• **TASK**
Begin with the line containing "Convert this document image to plain text." and copy each line exactly through the last line of the entries, inclusive.

• **INPUT RECORDS**
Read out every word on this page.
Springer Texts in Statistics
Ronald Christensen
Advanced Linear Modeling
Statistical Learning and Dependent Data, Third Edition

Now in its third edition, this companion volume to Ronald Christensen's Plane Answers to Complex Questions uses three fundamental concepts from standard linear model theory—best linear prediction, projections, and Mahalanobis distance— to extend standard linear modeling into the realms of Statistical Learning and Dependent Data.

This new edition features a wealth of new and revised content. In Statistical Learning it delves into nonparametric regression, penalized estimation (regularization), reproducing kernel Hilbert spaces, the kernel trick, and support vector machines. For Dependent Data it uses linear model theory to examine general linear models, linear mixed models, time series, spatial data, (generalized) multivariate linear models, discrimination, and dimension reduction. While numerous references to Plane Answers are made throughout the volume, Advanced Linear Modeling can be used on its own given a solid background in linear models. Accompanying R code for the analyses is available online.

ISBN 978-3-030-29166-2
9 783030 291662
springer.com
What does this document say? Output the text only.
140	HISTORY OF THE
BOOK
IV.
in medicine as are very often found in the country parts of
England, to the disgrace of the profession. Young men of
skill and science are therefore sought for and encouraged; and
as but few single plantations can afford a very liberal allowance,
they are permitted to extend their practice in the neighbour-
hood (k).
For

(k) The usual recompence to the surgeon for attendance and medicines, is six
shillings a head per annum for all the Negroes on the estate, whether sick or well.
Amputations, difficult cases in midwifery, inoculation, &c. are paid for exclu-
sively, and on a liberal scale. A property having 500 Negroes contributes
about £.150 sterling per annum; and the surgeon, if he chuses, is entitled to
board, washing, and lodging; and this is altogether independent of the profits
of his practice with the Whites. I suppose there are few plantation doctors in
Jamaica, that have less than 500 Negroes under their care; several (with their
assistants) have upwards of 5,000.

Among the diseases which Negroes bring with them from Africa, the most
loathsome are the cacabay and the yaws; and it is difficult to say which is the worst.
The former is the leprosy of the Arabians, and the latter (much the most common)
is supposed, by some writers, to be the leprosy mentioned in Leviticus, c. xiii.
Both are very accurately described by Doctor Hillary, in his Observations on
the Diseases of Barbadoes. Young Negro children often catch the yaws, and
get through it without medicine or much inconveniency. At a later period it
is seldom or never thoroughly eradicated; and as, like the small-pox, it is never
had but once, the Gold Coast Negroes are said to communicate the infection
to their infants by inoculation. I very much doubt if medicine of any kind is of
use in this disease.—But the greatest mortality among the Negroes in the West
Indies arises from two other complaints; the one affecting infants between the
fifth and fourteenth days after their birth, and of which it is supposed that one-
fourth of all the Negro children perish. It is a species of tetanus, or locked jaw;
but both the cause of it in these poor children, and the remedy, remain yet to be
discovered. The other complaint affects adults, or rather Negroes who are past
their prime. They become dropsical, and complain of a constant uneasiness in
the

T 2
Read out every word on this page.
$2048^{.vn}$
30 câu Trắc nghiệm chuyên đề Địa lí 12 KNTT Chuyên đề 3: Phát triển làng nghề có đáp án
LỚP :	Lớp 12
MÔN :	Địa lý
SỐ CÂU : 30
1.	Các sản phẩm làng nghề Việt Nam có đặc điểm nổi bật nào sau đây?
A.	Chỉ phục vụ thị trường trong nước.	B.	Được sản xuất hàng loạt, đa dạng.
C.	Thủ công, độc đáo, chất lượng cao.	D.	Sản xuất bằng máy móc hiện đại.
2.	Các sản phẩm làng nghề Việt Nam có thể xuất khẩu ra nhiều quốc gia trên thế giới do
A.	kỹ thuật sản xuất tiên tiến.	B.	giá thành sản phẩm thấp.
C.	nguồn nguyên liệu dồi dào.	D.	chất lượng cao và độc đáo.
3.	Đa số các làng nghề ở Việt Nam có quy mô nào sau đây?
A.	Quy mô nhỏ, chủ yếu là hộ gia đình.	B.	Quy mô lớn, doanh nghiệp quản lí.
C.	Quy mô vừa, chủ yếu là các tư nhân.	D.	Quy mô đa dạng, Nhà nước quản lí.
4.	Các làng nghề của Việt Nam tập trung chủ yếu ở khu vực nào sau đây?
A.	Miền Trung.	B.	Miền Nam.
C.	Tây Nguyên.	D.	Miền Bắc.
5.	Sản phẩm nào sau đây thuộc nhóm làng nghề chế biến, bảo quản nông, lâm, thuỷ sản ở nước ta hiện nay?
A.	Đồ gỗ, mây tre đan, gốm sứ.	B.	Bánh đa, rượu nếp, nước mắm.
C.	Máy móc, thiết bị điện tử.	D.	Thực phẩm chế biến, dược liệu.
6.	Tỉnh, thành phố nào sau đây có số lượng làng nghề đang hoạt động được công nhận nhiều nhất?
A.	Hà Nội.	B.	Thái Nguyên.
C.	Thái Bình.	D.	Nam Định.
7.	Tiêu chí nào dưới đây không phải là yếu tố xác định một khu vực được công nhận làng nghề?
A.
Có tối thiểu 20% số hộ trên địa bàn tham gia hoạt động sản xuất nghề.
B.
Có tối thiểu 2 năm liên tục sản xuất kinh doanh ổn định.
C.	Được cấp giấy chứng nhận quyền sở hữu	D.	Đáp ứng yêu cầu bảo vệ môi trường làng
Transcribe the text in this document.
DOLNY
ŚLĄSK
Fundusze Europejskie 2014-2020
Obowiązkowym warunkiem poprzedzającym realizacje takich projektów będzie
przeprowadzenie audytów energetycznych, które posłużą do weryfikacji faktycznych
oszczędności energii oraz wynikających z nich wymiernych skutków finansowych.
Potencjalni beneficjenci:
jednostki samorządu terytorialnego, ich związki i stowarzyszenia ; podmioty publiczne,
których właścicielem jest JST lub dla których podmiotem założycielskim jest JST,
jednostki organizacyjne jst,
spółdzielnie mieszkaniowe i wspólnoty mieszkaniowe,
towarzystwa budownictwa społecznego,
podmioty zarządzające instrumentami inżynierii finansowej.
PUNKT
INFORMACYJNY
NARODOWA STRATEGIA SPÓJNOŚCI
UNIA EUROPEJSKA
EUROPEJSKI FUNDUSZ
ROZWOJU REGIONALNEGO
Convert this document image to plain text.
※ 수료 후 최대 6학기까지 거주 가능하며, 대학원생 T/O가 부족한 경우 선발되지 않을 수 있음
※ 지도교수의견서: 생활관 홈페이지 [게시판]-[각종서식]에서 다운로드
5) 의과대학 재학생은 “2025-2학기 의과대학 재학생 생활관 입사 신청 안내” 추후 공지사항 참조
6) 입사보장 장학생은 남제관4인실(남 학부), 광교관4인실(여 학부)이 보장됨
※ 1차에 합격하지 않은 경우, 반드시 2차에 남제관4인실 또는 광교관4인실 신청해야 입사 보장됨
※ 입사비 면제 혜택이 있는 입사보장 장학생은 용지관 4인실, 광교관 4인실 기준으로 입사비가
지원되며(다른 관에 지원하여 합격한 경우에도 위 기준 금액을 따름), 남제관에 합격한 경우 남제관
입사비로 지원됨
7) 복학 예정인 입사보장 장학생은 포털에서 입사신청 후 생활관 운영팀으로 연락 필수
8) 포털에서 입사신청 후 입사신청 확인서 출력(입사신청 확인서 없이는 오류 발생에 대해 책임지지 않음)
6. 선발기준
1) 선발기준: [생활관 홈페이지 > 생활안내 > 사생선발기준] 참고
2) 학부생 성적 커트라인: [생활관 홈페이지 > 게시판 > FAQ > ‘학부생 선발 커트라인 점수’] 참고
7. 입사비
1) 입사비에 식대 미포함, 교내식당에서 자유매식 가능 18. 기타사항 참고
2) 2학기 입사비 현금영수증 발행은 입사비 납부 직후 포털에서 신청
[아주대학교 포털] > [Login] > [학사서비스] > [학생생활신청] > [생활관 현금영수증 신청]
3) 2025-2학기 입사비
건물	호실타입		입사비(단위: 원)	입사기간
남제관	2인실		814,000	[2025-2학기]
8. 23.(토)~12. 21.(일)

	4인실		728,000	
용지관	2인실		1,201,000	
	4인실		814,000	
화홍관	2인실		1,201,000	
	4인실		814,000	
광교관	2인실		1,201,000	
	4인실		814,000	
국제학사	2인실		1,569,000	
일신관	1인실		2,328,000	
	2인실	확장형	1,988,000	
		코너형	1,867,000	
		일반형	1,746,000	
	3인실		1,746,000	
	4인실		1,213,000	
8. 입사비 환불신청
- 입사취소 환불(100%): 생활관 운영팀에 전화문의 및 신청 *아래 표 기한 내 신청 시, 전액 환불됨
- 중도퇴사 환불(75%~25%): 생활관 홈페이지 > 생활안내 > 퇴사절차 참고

• **COMPLETED TASK**
Convert this document image to plain text.
※ 수료 후 최대 6학기까지 거주 가능하며, 대학원생 T/O가 부족한 경우 선발되지 않을 수 있음
※ 지도교수의견서: 생활관 홈페이지 [게시판]-[각종서식]에서 다운로드
5) 의과대학 재학생은 “2025-2학기 의과대학 재학생 생활관 입사 신청 안내” 추후 공지사항 참조
6) 입사보장 장학생은 남제관4인실(남 학부), 광교관4인실(여 학부)이 보장됨
※ 1차에 합격하지 않은 경우, 반드시 2차에 남제관4인실 또는 광교관4인실 신청해야 입사 보장됨
※ 입사비 면제 혜택이 있는 입사보장 장학생은 용지관 4인실, 광교관 4인실 기준으로 입사비가
지원되며(다른 관에 지원하여 합격한 경우에도 위 기준 금액을 따름), 남제관에 합격한 경우 남제관
입사비로 지원됨
7) 복학 예정인 입사보장 장학생은 포털에서 입사신청 후 생활관 운영팀으로 연락 필수
8) 포털에서 입사신청 후 입사신청 확인서 출력(입사신청 확인서 없이는 오류 발생에 대해 책임지지 않음)
6. 선발기준
1) 선발기준: [생활관 홈페이지 > 생활안내 > 사생선발기준] 참고
2) 학부생 성적 커트라인: [생활관 홈페이지 > 게시판 > FAQ > ‘학부생 선발 커트라인 점수’] 참고
7. 입사비
1) 입사비에 식대 미포함, 교내식당에서 자유매식 가능 18. 기타사항 참고
2) 2학기 입사비 현금영수증 발행은 입사비 납부 직후 포털에서 신청
[아주대학교 포털] > [Login] > [학사서비스] > [학생생활신청] > [생활관 현금영수증 신청]
3) 2025-2학기 입사비
건물	호실타입		입사비(단위: 원)	입사기간
남제관	2인실		814,000	[2025-2학기]
8. 23.(토)~12. 21.(일)

	4인실		728,000	
용지관	2인실		1,201,000	
	4인실		814,000	
화홍관	2인실		1,201,000	
	4인실		814,000	
광교관	2인실		1,201,000	
	4인실		814,000	
국제학사	2인실		1,569,000	
일신관	1인실		2,328,000	
	2인실	확장형	1,988,000	
		코너형	1,867,000	
		일반형	1,746,000	
	3인실		1,746,000	
	4인실		1,213,000	
8. 입사비 환불신청
- 입사취소 환불(100%): 생활관 운영팀에 전화문의 및 신청 *아래 표 기한 내 신청 시, 전액 환불됨
- 중도퇴사 환불(75%~25%): 생활관 홈페이지 > 생활안내 > 퇴사절차 참고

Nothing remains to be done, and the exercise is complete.